**The request:** Start at the line containing "Read all visible content and emit it as JSON." and transcribe every line exactly through the end of the records below, and only those lines.

[Stored data entries]

# # # # # # #

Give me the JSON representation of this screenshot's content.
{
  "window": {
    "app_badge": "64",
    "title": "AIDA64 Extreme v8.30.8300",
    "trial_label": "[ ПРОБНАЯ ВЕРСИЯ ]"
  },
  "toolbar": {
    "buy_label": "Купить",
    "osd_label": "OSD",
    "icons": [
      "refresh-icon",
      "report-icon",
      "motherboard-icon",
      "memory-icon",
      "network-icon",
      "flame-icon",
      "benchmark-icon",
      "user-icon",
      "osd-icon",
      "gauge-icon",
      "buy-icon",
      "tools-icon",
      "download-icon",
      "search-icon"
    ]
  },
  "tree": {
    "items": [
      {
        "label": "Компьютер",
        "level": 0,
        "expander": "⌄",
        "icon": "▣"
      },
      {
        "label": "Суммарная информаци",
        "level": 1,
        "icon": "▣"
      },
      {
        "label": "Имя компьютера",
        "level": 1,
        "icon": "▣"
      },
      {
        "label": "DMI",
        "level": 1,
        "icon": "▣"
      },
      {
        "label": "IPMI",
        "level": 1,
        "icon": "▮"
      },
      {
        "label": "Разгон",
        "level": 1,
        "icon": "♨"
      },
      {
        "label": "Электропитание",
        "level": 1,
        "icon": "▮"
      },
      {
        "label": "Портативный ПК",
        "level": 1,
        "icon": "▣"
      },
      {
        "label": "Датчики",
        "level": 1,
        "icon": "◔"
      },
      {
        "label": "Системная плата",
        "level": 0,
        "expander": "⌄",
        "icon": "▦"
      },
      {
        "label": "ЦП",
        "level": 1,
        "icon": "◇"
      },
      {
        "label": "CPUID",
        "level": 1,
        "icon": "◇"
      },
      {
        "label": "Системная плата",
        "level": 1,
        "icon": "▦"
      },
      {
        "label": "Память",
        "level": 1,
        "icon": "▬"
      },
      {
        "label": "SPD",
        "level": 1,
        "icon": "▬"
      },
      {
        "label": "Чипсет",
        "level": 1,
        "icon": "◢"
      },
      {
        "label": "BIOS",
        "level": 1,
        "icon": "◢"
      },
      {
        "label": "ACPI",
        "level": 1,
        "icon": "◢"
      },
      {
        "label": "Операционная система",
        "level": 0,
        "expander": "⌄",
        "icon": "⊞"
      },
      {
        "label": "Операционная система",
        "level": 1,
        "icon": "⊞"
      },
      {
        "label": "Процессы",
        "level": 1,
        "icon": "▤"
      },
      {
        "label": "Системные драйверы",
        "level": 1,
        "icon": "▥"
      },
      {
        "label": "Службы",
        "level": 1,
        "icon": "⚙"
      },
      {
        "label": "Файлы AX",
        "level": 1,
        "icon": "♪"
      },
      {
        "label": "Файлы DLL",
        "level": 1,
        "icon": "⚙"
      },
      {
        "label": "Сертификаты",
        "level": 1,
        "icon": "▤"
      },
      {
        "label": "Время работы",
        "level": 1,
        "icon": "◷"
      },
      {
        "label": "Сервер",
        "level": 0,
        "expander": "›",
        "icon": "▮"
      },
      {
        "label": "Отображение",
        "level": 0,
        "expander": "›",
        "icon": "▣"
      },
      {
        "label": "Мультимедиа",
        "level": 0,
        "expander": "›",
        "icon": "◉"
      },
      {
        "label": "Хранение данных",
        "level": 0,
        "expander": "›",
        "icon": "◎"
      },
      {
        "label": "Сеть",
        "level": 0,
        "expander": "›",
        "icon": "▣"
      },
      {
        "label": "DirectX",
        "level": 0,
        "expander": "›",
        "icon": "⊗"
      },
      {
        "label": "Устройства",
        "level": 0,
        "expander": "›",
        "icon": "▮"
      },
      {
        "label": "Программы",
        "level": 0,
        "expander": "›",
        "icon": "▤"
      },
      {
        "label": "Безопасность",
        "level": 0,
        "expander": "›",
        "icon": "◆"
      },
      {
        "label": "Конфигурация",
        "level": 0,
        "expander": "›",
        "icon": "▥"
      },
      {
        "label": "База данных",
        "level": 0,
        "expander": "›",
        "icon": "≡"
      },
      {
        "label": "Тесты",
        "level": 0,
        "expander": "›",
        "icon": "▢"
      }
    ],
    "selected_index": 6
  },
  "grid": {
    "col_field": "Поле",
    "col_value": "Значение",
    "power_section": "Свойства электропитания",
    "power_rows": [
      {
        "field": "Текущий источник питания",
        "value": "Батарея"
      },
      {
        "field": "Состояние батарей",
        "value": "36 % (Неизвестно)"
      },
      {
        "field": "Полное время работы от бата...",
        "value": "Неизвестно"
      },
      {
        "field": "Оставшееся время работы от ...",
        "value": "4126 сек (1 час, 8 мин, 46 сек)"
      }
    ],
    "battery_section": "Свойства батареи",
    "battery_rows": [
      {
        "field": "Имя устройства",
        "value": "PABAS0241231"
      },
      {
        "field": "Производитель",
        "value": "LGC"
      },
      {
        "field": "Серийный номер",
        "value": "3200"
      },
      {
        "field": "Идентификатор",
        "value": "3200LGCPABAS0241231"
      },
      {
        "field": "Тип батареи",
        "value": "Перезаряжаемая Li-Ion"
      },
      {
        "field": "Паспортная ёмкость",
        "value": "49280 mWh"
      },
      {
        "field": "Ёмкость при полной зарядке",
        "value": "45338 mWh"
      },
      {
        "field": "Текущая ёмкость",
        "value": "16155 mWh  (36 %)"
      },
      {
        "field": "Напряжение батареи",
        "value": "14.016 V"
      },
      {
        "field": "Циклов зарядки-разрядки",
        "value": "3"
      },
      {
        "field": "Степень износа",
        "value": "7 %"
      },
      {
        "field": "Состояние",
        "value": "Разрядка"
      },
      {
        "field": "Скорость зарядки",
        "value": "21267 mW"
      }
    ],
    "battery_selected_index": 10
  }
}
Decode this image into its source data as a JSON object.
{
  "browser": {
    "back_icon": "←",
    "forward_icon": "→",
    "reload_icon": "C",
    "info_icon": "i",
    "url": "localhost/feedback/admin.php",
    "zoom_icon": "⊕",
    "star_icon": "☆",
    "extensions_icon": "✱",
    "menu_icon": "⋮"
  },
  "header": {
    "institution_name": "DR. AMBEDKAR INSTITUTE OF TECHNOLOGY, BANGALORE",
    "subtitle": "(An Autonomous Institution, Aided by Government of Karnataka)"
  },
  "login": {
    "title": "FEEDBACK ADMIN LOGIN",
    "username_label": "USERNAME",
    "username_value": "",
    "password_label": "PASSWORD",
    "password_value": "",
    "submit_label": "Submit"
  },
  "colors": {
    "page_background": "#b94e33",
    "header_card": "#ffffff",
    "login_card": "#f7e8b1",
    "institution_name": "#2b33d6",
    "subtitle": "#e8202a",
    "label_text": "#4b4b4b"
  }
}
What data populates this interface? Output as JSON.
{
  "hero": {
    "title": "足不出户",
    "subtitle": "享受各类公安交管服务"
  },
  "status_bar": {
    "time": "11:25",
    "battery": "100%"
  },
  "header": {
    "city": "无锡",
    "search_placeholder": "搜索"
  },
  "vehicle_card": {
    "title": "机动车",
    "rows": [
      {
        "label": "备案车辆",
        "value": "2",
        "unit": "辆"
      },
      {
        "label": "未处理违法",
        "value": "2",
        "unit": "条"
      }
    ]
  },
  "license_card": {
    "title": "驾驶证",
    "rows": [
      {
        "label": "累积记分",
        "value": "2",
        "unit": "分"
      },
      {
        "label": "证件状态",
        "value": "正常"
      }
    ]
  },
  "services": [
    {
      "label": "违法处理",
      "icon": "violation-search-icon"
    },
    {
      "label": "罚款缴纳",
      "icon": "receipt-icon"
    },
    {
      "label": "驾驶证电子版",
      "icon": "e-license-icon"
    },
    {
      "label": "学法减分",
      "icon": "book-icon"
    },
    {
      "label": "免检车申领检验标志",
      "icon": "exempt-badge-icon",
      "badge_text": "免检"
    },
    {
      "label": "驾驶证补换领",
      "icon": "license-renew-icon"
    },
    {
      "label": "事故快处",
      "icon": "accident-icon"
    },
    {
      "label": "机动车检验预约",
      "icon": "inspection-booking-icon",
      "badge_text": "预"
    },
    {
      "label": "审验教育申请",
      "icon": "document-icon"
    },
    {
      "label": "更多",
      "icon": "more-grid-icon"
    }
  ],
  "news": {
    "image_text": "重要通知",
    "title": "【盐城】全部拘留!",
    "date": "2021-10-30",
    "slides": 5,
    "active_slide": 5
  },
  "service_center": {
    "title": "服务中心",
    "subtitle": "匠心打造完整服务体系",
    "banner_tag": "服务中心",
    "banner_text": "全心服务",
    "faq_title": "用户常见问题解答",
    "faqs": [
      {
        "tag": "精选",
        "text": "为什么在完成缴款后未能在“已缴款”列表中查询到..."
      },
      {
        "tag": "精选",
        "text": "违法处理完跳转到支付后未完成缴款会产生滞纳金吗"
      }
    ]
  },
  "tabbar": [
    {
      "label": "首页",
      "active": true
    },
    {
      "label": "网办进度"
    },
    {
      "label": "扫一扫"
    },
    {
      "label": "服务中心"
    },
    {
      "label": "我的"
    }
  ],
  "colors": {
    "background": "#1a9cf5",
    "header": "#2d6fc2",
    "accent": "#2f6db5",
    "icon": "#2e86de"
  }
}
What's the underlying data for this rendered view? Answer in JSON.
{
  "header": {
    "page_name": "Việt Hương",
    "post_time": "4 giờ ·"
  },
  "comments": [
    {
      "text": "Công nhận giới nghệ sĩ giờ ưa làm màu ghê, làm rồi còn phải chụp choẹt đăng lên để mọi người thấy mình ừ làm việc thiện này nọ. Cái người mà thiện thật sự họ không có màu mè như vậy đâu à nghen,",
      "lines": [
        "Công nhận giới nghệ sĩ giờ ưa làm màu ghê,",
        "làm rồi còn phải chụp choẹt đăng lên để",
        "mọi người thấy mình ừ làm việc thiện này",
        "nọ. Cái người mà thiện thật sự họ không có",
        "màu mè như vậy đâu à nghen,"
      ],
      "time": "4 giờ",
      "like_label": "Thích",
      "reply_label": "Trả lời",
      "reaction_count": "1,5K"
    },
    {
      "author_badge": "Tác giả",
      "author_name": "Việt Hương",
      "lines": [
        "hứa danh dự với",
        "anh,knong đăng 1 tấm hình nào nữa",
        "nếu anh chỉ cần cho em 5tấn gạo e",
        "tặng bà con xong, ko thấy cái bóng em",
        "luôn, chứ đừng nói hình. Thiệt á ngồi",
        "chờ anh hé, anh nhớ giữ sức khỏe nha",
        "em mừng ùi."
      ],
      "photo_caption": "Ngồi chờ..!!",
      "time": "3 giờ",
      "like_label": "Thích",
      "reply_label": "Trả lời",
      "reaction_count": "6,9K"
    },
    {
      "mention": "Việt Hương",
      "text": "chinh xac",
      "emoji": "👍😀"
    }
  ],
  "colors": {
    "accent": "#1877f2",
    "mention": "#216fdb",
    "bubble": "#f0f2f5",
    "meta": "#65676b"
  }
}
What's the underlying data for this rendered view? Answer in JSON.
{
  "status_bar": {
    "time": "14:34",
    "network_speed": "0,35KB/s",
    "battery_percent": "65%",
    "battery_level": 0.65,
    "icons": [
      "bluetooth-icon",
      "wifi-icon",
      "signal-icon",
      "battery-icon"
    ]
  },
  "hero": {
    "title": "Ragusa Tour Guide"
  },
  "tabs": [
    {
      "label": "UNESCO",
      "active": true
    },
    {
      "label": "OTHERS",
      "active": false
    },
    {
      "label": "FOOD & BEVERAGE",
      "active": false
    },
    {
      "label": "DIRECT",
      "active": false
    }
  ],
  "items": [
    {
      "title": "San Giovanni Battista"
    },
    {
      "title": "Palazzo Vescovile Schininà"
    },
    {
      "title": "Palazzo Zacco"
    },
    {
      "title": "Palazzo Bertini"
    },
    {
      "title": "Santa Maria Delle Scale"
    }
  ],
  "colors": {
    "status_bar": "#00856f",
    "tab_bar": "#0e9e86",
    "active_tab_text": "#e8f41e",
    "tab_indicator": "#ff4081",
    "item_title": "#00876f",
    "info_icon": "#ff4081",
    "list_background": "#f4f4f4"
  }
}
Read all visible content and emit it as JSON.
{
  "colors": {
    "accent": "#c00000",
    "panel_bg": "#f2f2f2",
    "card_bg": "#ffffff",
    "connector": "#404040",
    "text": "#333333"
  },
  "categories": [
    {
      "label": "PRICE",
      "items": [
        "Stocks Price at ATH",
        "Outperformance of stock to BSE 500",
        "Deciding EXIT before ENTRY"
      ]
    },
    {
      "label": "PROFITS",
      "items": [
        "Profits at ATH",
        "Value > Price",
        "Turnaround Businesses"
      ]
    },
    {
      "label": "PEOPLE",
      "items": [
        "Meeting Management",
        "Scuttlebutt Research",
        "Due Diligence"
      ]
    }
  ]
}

# # # # # # #

**Solution to the exercise:**
Read all visible content and emit it as JSON.
{
  "colors": {
    "accent": "#c00000",
    "panel_bg": "#f2f2f2",
    "card_bg": "#ffffff",
    "connector": "#404040",
    "text": "#333333"
  },
  "categories": [
    {
      "label": "PRICE",
      "items": [
        "Stocks Price at ATH",
        "Outperformance of stock to BSE 500",
        "Deciding EXIT before ENTRY"
      ]
    },
    {
      "label": "PROFITS",
      "items": [
        "Profits at ATH",
        "Value > Price",
        "Turnaround Businesses"
      ]
    },
    {
      "label": "PEOPLE",
      "items": [
        "Meeting Management",
        "Scuttlebutt Research",
        "Due Diligence"
      ]
    }
  ]
}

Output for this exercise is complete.